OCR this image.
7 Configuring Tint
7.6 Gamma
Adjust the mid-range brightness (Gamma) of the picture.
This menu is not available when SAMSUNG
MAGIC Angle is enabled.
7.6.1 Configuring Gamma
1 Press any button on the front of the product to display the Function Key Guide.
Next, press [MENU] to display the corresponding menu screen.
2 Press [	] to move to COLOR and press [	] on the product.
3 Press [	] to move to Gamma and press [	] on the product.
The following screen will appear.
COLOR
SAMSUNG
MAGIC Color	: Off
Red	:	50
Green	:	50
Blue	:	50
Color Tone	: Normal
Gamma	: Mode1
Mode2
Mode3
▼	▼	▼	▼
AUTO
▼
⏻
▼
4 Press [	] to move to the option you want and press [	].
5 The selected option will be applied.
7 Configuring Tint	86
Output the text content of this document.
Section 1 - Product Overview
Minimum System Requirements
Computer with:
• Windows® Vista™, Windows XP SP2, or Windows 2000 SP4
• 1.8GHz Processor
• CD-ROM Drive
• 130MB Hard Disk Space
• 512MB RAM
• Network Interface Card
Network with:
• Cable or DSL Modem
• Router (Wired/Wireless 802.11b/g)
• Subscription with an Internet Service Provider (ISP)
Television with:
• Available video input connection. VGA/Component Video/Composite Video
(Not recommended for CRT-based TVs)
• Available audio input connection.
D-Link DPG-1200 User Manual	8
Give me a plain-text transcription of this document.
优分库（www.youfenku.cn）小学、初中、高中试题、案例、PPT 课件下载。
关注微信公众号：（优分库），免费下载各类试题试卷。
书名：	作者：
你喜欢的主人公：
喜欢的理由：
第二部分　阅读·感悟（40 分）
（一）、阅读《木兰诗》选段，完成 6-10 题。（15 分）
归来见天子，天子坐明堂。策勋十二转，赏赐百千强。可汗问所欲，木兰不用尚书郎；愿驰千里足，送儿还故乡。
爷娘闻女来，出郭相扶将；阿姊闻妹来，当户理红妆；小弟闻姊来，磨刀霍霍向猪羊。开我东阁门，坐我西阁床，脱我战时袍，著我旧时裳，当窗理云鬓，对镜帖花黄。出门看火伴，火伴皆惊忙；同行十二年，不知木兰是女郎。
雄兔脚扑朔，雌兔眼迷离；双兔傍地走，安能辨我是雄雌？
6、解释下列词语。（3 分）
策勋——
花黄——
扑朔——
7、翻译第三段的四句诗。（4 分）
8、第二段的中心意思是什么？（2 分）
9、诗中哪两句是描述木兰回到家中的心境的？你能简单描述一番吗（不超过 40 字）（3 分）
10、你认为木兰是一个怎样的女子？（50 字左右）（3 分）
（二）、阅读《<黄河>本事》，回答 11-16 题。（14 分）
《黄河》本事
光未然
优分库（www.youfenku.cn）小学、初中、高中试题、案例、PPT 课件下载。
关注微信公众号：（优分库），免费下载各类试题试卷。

• • •

→ **Goal**
Of all the lines in the listing above, how many include "display"? Write only the number.

→ **Answer to this task**
2